◆ **EXERCISE AIM**
Please give the listing again in its entirety, exactly as written.

** Begin RECORDS SUPPLIED **

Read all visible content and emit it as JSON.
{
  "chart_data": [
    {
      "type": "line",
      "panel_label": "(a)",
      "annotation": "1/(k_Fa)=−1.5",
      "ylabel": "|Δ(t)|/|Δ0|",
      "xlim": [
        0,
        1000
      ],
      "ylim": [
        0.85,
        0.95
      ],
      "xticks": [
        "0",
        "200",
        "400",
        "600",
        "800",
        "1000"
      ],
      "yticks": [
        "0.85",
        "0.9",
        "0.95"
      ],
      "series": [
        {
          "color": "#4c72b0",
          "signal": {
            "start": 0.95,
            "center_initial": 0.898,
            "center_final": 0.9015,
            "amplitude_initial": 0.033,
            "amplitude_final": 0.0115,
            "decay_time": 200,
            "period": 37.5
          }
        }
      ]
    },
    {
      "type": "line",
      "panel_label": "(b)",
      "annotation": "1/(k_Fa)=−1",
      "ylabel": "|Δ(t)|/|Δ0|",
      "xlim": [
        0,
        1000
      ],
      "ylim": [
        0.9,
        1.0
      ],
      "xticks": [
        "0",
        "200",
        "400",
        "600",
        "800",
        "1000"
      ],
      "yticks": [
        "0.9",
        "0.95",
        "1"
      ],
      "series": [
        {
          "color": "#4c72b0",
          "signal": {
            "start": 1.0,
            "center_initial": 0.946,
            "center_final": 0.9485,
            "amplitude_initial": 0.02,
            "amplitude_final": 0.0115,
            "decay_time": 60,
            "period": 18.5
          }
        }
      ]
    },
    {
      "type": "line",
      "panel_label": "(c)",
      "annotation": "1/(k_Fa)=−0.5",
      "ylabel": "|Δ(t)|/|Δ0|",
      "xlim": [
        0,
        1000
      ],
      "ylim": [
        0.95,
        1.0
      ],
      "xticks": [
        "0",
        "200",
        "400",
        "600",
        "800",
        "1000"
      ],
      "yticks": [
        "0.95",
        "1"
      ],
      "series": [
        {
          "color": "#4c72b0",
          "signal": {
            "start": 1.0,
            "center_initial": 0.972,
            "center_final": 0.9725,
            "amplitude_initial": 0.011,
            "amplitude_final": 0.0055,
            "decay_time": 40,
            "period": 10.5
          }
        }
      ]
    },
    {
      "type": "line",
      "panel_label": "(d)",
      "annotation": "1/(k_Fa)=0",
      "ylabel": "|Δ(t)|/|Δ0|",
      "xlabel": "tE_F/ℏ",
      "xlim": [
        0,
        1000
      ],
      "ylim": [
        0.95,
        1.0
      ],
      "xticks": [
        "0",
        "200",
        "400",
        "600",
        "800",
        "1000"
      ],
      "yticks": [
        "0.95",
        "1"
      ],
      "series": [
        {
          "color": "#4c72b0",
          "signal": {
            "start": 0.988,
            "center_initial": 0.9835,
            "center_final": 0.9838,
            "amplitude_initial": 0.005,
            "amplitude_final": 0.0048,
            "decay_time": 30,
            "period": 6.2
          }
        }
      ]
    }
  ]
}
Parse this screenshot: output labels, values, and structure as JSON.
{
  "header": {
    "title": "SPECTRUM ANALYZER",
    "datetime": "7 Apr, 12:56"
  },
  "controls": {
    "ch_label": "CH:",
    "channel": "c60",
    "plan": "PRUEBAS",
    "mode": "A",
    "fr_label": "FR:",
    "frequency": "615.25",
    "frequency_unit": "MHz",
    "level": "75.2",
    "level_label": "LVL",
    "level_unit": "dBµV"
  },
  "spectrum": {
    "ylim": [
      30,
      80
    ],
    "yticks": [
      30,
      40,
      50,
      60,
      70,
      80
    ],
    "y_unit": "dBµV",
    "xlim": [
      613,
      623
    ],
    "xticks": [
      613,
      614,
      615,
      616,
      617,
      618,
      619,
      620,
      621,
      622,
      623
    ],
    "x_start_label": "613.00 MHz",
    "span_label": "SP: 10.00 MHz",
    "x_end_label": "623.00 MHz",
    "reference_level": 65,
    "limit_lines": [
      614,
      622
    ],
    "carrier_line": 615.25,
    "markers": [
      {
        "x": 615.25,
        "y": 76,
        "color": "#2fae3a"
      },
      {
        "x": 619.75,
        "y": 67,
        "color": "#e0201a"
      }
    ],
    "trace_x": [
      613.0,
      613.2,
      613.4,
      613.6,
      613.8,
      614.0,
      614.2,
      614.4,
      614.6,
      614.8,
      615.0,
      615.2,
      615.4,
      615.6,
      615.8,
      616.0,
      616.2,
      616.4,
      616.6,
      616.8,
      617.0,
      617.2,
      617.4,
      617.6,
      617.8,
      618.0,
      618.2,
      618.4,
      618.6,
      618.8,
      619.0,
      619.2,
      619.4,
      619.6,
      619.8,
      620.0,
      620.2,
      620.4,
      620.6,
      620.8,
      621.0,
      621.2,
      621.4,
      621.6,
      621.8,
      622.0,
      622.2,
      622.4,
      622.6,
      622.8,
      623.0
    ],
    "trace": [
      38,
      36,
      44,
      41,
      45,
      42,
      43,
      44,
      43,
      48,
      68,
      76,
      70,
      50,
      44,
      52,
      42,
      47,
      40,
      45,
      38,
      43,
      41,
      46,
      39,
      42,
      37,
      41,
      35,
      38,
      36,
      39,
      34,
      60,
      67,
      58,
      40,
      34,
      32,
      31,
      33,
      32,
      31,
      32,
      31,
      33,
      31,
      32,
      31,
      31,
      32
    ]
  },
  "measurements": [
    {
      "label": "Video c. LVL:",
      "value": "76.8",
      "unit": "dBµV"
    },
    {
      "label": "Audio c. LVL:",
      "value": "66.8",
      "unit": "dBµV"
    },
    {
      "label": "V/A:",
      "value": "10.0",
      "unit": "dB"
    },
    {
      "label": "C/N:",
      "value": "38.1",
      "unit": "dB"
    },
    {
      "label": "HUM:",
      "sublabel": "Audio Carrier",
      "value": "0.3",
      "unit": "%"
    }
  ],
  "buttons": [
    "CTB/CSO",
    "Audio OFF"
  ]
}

** End RECORDS SUPPLIED **

◆ **WRITTEN SOLUTION**
Read all visible content and emit it as JSON.
{
  "chart_data": [
    {
      "type": "line",
      "panel_label": "(a)",
      "annotation": "1/(k_Fa)=−1.5",
      "ylabel": "|Δ(t)|/|Δ0|",
      "xlim": [
        0,
        1000
      ],
      "ylim": [
        0.85,
        0.95
      ],
      "xticks": [
        "0",
        "200",
        "400",
        "600",
        "800",
        "1000"
      ],
      "yticks": [
        "0.85",
        "0.9",
        "0.95"
      ],
      "series": [
        {
          "color": "#4c72b0",
          "signal": {
            "start": 0.95,
            "center_initial": 0.898,
            "center_final": 0.9015,
            "amplitude_initial": 0.033,
            "amplitude_final": 0.0115,
            "decay_time": 200,
            "period": 37.5
          }
        }
      ]
    },
    {
      "type": "line",
      "panel_label": "(b)",
      "annotation": "1/(k_Fa)=−1",
      "ylabel": "|Δ(t)|/|Δ0|",
      "xlim": [
        0,
        1000
      ],
      "ylim": [
        0.9,
        1.0
      ],
      "xticks": [
        "0",
        "200",
        "400",
        "600",
        "800",
        "1000"
      ],
      "yticks": [
        "0.9",
        "0.95",
        "1"
      ],
      "series": [
        {
          "color": "#4c72b0",
          "signal": {
            "start": 1.0,
            "center_initial": 0.946,
            "center_final": 0.9485,
            "amplitude_initial": 0.02,
            "amplitude_final": 0.0115,
            "decay_time": 60,
            "period": 18.5
          }
        }
      ]
    },
    {
      "type": "line",
      "panel_label": "(c)",
      "annotation": "1/(k_Fa)=−0.5",
      "ylabel": "|Δ(t)|/|Δ0|",
      "xlim": [
        0,
        1000
      ],
      "ylim": [
        0.95,
        1.0
      ],
      "xticks": [
        "0",
        "200",
        "400",
        "600",
        "800",
        "1000"
      ],
      "yticks": [
        "0.95",
        "1"
      ],
      "series": [
        {
          "color": "#4c72b0",
          "signal": {
            "start": 1.0,
            "center_initial": 0.972,
            "center_final": 0.9725,
            "amplitude_initial": 0.011,
            "amplitude_final": 0.0055,
            "decay_time": 40,
            "period": 10.5
          }
        }
      ]
    },
    {
      "type": "line",
      "panel_label": "(d)",
      "annotation": "1/(k_Fa)=0",
      "ylabel": "|Δ(t)|/|Δ0|",
      "xlabel": "tE_F/ℏ",
      "xlim": [
        0,
        1000
      ],
      "ylim": [
        0.95,
        1.0
      ],
      "xticks": [
        "0",
        "200",
        "400",
        "600",
        "800",
        "1000"
      ],
      "yticks": [
        "0.95",
        "1"
      ],
      "series": [
        {
          "color": "#4c72b0",
          "signal": {
            "start": 0.988,
            "center_initial": 0.9835,
            "center_final": 0.9838,
            "amplitude_initial": 0.005,
            "amplitude_final": 0.0048,
            "decay_time": 30,
            "period": 6.2
          }
        }
      ]
    }
  ]
}
Parse this screenshot: output labels, values, and structure as JSON.
{
  "header": {
    "title": "SPECTRUM ANALYZER",
    "datetime": "7 Apr, 12:56"
  },
  "controls": {
    "ch_label": "CH:",
    "channel": "c60",
    "plan": "PRUEBAS",
    "mode": "A",
    "fr_label": "FR:",
    "frequency": "615.25",
    "frequency_unit": "MHz",
    "level": "75.2",
    "level_label": "LVL",
    "level_unit": "dBµV"
  },
  "spectrum": {
    "ylim": [
      30,
      80
    ],
    "yticks": [
      30,
      40,
      50,
      60,
      70,
      80
    ],
    "y_unit": "dBµV",
    "xlim": [
      613,
      623
    ],
    "xticks": [
      613,
      614,
      615,
      616,
      617,
      618,
      619,
      620,
      621,
      622,
      623
    ],
    "x_start_label": "613.00 MHz",
    "span_label": "SP: 10.00 MHz",
    "x_end_label": "623.00 MHz",
    "reference_level": 65,
    "limit_lines": [
      614,
      622
    ],
    "carrier_line": 615.25,
    "markers": [
      {
        "x": 615.25,
        "y": 76,
        "color": "#2fae3a"
      },
      {
        "x": 619.75,
        "y": 67,
        "color": "#e0201a"
      }
    ],
    "trace_x": [
      613.0,
      613.2,
      613.4,
      613.6,
      613.8,
      614.0,
      614.2,
      614.4,
      614.6,
      614.8,
      615.0,
      615.2,
      615.4,
      615.6,
      615.8,
      616.0,
      616.2,
      616.4,
      616.6,
      616.8,
      617.0,
      617.2,
      617.4,
      617.6,
      617.8,
      618.0,
      618.2,
      618.4,
      618.6,
      618.8,
      619.0,
      619.2,
      619.4,
      619.6,
      619.8,
      620.0,
      620.2,
      620.4,
      620.6,
      620.8,
      621.0,
      621.2,
      621.4,
      621.6,
      621.8,
      622.0,
      622.2,
      622.4,
      622.6,
      622.8,
      623.0
    ],
    "trace": [
      38,
      36,
      44,
      41,
      45,
      42,
      43,
      44,
      43,
      48,
      68,
      76,
      70,
      50,
      44,
      52,
      42,
      47,
      40,
      45,
      38,
      43,
      41,
      46,
      39,
      42,
      37,
      41,
      35,
      38,
      36,
      39,
      34,
      60,
      67,
      58,
      40,
      34,
      32,
      31,
      33,
      32,
      31,
      32,
      31,
      33,
      31,
      32,
      31,
      31,
      32
    ]
  },
  "measurements": [
    {
      "label": "Video c. LVL:",
      "value": "76.8",
      "unit": "dBµV"
    },
    {
      "label": "Audio c. LVL:",
      "value": "66.8",
      "unit": "dBµV"
    },
    {
      "label": "V/A:",
      "value": "10.0",
      "unit": "dB"
    },
    {
      "label": "C/N:",
      "value": "38.1",
      "unit": "dB"
    },
    {
      "label": "HUM:",
      "sublabel": "Audio Carrier",
      "value": "0.3",
      "unit": "%"
    }
  ],
  "buttons": [
    "CTB/CSO",
    "Audio OFF"
  ]
}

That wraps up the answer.